## Extracted data entries
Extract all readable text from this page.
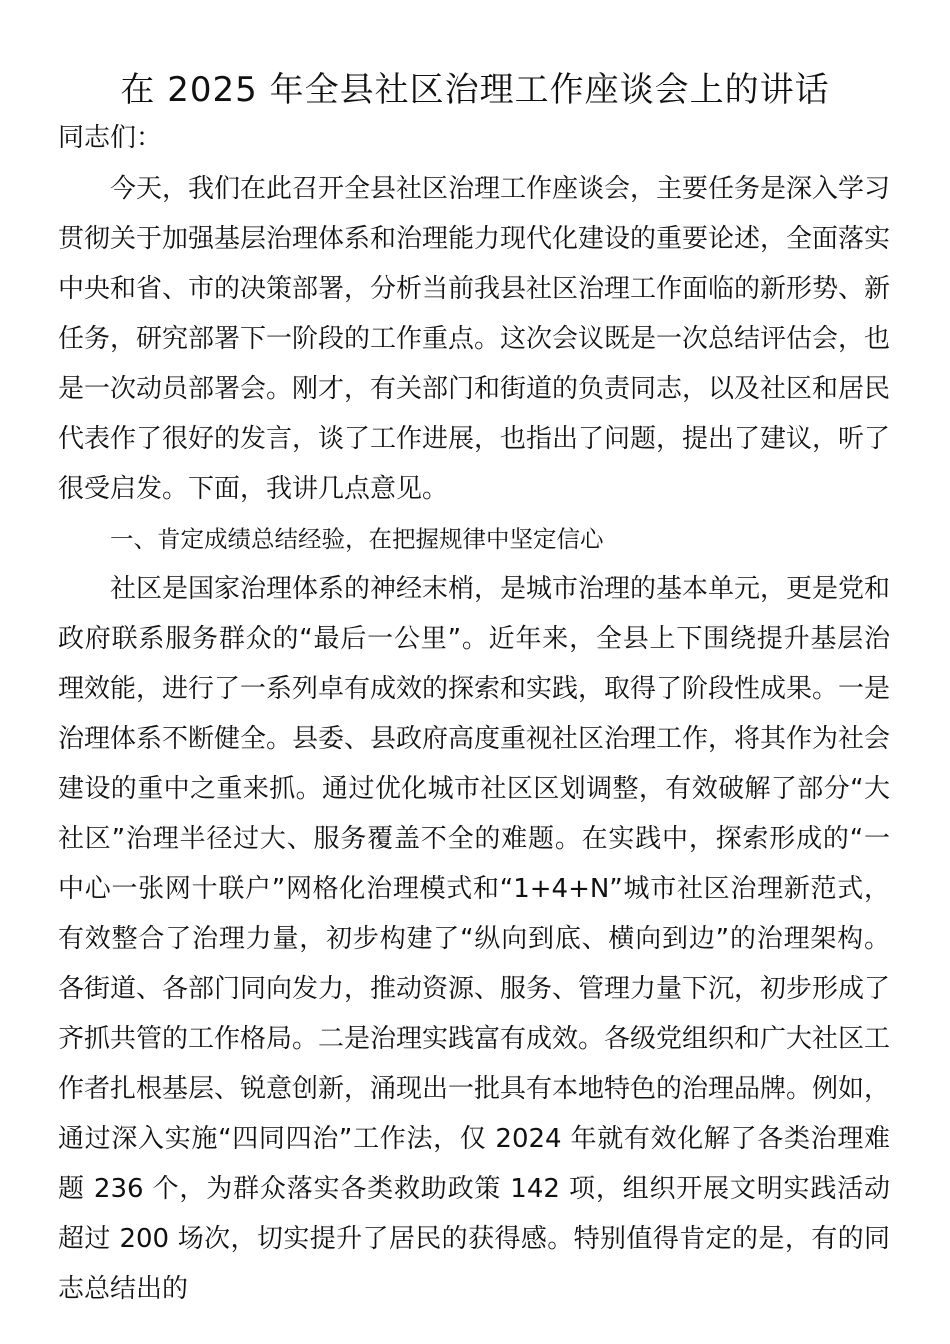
在 2025 年全县社区治理工作座谈会上的讲话

同志们：

今天，我们在此召开全县社区治理工作座谈会，主要任务是深入学习贯彻关于加强基层治理体系和治理能力现代化建设的重要论述，全面落实中央和省、市的决策部署，分析当前我县社区治理工作面临的新形势、新任务，研究部署下一阶段的工作重点。这次会议既是一次总结评估会，也是一次动员部署会。刚才，有关部门和街道的负责同志，以及社区和居民代表作了很好的发言，谈了工作进展，也指出了问题，提出了建议，听了很受启发。下面，我讲几点意见。

一、肯定成绩总结经验，在把握规律中坚定信心

社区是国家治理体系的神经末梢，是城市治理的基本单元，更是党和政府联系服务群众的“最后一公里”。近年来，全县上下围绕提升基层治理效能，进行了一系列卓有成效的探索和实践，取得了阶段性成果。一是治理体系不断健全。县委、县政府高度重视社区治理工作，将其作为社会建设的重中之重来抓。通过优化城市社区区划调整，有效破解了部分“大社区”治理半径过大、服务覆盖不全的难题。在实践中，探索形成的“一中心一张网十联户”网格化治理模式和“1+4+N”城市社区治理新范式，有效整合了治理力量，初步构建了“纵向到底、横向到边”的治理架构。各街道、各部门同向发力，推动资源、服务、管理力量下沉，初步形成了齐抓共管的工作格局。二是治理实践富有成效。各级党组织和广大社区工作者扎根基层、锐意创新，涌现出一批具有本地特色的治理品牌。例如，通过深入实施“四同四治”工作法，仅 2024 年就有效化解了各类治理难题 236 个，为群众落实各类救助政策 142 项，组织开展文明实践活动超过 200 场次，切实提升了居民的获得感。特别值得肯定的是，有的同志总结出的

## Work instructions
Omit the pictures and output all of the other material exactly.

## Output below
Extract all readable text from this page.
在 2025 年全县社区治理工作座谈会上的讲话

同志们：

今天，我们在此召开全县社区治理工作座谈会，主要任务是深入学习贯彻关于加强基层治理体系和治理能力现代化建设的重要论述，全面落实中央和省、市的决策部署，分析当前我县社区治理工作面临的新形势、新任务，研究部署下一阶段的工作重点。这次会议既是一次总结评估会，也是一次动员部署会。刚才，有关部门和街道的负责同志，以及社区和居民代表作了很好的发言，谈了工作进展，也指出了问题，提出了建议，听了很受启发。下面，我讲几点意见。

一、肯定成绩总结经验，在把握规律中坚定信心

社区是国家治理体系的神经末梢，是城市治理的基本单元，更是党和政府联系服务群众的“最后一公里”。近年来，全县上下围绕提升基层治理效能，进行了一系列卓有成效的探索和实践，取得了阶段性成果。一是治理体系不断健全。县委、县政府高度重视社区治理工作，将其作为社会建设的重中之重来抓。通过优化城市社区区划调整，有效破解了部分“大社区”治理半径过大、服务覆盖不全的难题。在实践中，探索形成的“一中心一张网十联户”网格化治理模式和“1+4+N”城市社区治理新范式，有效整合了治理力量，初步构建了“纵向到底、横向到边”的治理架构。各街道、各部门同向发力，推动资源、服务、管理力量下沉，初步形成了齐抓共管的工作格局。二是治理实践富有成效。各级党组织和广大社区工作者扎根基层、锐意创新，涌现出一批具有本地特色的治理品牌。例如，通过深入实施“四同四治”工作法，仅 2024 年就有效化解了各类治理难题 236 个，为群众落实各类救助政策 142 项，组织开展文明实践活动超过 200 场次，切实提升了居民的获得感。特别值得肯定的是，有的同志总结出的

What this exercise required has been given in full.